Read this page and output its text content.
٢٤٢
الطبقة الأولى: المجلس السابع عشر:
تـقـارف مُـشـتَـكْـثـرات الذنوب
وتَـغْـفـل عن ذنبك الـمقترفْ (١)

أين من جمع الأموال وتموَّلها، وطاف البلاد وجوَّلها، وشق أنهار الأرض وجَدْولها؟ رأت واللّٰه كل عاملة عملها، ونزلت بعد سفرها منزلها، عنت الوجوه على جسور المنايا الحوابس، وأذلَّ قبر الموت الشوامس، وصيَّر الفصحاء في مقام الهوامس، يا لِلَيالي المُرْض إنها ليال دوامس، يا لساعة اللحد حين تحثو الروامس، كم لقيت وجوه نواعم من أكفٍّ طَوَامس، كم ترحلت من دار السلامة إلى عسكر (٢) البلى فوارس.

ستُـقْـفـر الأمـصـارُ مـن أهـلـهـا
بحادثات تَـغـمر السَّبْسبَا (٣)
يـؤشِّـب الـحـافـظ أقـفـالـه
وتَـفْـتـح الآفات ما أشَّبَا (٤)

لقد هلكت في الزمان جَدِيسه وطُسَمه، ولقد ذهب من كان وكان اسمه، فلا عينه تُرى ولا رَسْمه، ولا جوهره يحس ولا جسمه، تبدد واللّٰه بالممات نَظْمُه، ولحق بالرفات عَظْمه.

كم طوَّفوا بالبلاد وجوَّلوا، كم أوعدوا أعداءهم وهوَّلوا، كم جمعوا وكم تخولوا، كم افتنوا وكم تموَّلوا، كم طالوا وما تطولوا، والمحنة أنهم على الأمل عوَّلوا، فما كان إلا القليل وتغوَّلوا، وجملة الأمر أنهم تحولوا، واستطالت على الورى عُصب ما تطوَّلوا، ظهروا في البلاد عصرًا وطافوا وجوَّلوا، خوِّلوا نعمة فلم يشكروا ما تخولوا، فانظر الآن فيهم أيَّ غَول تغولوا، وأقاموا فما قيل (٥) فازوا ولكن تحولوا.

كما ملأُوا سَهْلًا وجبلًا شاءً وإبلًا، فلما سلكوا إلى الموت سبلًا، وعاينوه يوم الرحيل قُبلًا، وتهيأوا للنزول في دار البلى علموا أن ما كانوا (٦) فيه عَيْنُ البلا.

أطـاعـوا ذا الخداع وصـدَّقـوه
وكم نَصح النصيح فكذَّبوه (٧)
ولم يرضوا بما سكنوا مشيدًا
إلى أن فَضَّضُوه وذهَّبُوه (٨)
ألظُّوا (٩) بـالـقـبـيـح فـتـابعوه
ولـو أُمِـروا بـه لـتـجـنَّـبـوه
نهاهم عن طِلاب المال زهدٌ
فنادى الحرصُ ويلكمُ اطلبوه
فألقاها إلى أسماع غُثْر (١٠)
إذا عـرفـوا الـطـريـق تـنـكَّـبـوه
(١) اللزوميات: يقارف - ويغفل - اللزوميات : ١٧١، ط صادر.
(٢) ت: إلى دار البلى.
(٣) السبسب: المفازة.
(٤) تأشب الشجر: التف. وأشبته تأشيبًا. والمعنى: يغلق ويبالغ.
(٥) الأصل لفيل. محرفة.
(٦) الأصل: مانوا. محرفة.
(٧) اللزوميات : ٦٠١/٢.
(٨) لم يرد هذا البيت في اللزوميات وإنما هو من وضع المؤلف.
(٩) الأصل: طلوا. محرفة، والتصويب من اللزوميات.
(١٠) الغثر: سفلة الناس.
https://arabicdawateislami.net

**Your objective:**
Restate each record exactly as written.

**Output of the task:**
Read this page and output its text content.
٢٤٢
الطبقة الأولى: المجلس السابع عشر:
تـقـارف مُـشـتَـكْـثـرات الذنوب
وتَـغْـفـل عن ذنبك الـمقترفْ (١)

أين من جمع الأموال وتموَّلها، وطاف البلاد وجوَّلها، وشق أنهار الأرض وجَدْولها؟ رأت واللّٰه كل عاملة عملها، ونزلت بعد سفرها منزلها، عنت الوجوه على جسور المنايا الحوابس، وأذلَّ قبر الموت الشوامس، وصيَّر الفصحاء في مقام الهوامس، يا لِلَيالي المُرْض إنها ليال دوامس، يا لساعة اللحد حين تحثو الروامس، كم لقيت وجوه نواعم من أكفٍّ طَوَامس، كم ترحلت من دار السلامة إلى عسكر (٢) البلى فوارس.

ستُـقْـفـر الأمـصـارُ مـن أهـلـهـا
بحادثات تَـغـمر السَّبْسبَا (٣)
يـؤشِّـب الـحـافـظ أقـفـالـه
وتَـفْـتـح الآفات ما أشَّبَا (٤)

لقد هلكت في الزمان جَدِيسه وطُسَمه، ولقد ذهب من كان وكان اسمه، فلا عينه تُرى ولا رَسْمه، ولا جوهره يحس ولا جسمه، تبدد واللّٰه بالممات نَظْمُه، ولحق بالرفات عَظْمه.

كم طوَّفوا بالبلاد وجوَّلوا، كم أوعدوا أعداءهم وهوَّلوا، كم جمعوا وكم تخولوا، كم افتنوا وكم تموَّلوا، كم طالوا وما تطولوا، والمحنة أنهم على الأمل عوَّلوا، فما كان إلا القليل وتغوَّلوا، وجملة الأمر أنهم تحولوا، واستطالت على الورى عُصب ما تطوَّلوا، ظهروا في البلاد عصرًا وطافوا وجوَّلوا، خوِّلوا نعمة فلم يشكروا ما تخولوا، فانظر الآن فيهم أيَّ غَول تغولوا، وأقاموا فما قيل (٥) فازوا ولكن تحولوا.

كما ملأُوا سَهْلًا وجبلًا شاءً وإبلًا، فلما سلكوا إلى الموت سبلًا، وعاينوه يوم الرحيل قُبلًا، وتهيأوا للنزول في دار البلى علموا أن ما كانوا (٦) فيه عَيْنُ البلا.

أطـاعـوا ذا الخداع وصـدَّقـوه
وكم نَصح النصيح فكذَّبوه (٧)
ولم يرضوا بما سكنوا مشيدًا
إلى أن فَضَّضُوه وذهَّبُوه (٨)
ألظُّوا (٩) بـالـقـبـيـح فـتـابعوه
ولـو أُمِـروا بـه لـتـجـنَّـبـوه
نهاهم عن طِلاب المال زهدٌ
فنادى الحرصُ ويلكمُ اطلبوه
فألقاها إلى أسماع غُثْر (١٠)
إذا عـرفـوا الـطـريـق تـنـكَّـبـوه
(١) اللزوميات: يقارف - ويغفل - اللزوميات : ١٧١، ط صادر.
(٢) ت: إلى دار البلى.
(٣) السبسب: المفازة.
(٤) تأشب الشجر: التف. وأشبته تأشيبًا. والمعنى: يغلق ويبالغ.
(٥) الأصل لفيل. محرفة.
(٦) الأصل: مانوا. محرفة.
(٧) اللزوميات : ٦٠١/٢.
(٨) لم يرد هذا البيت في اللزوميات وإنما هو من وضع المؤلف.
(٩) الأصل: طلوا. محرفة، والتصويب من اللزوميات.
(١٠) الغثر: سفلة الناس.
https://arabicdawateislami.net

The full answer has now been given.